Task description.
Every line below should be repeated exactly.
-- Start of Records to use --
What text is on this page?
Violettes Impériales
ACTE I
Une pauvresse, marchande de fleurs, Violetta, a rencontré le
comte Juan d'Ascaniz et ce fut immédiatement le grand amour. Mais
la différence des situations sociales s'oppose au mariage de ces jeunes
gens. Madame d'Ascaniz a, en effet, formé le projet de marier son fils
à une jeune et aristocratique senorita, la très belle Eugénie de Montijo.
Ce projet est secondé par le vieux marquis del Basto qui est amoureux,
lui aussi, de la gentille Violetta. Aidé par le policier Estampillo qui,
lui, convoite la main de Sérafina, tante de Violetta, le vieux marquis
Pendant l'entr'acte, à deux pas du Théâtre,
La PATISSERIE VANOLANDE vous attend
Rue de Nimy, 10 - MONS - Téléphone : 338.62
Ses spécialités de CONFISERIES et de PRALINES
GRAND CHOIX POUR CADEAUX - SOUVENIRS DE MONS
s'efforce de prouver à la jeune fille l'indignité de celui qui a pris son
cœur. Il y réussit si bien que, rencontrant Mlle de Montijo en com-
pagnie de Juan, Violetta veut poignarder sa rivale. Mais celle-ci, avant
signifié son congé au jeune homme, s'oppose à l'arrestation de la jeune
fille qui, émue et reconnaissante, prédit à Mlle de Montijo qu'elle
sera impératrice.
-- End of Records to use --
Full response.
What text is on this page?
Violettes Impériales
ACTE I
Une pauvresse, marchande de fleurs, Violetta, a rencontré le
comte Juan d'Ascaniz et ce fut immédiatement le grand amour. Mais
la différence des situations sociales s'oppose au mariage de ces jeunes
gens. Madame d'Ascaniz a, en effet, formé le projet de marier son fils
à une jeune et aristocratique senorita, la très belle Eugénie de Montijo.
Ce projet est secondé par le vieux marquis del Basto qui est amoureux,
lui aussi, de la gentille Violetta. Aidé par le policier Estampillo qui,
lui, convoite la main de Sérafina, tante de Violetta, le vieux marquis
Pendant l'entr'acte, à deux pas du Théâtre,
La PATISSERIE VANOLANDE vous attend
Rue de Nimy, 10 - MONS - Téléphone : 338.62
Ses spécialités de CONFISERIES et de PRALINES
GRAND CHOIX POUR CADEAUX - SOUVENIRS DE MONS
s'efforce de prouver à la jeune fille l'indignité de celui qui a pris son
cœur. Il y réussit si bien que, rencontrant Mlle de Montijo en com-
pagnie de Juan, Violetta veut poignarder sa rivale. Mais celle-ci, avant
signifié son congé au jeune homme, s'oppose à l'arrestation de la jeune
fille qui, émue et reconnaissante, prédit à Mlle de Montijo qu'elle
sera impératrice.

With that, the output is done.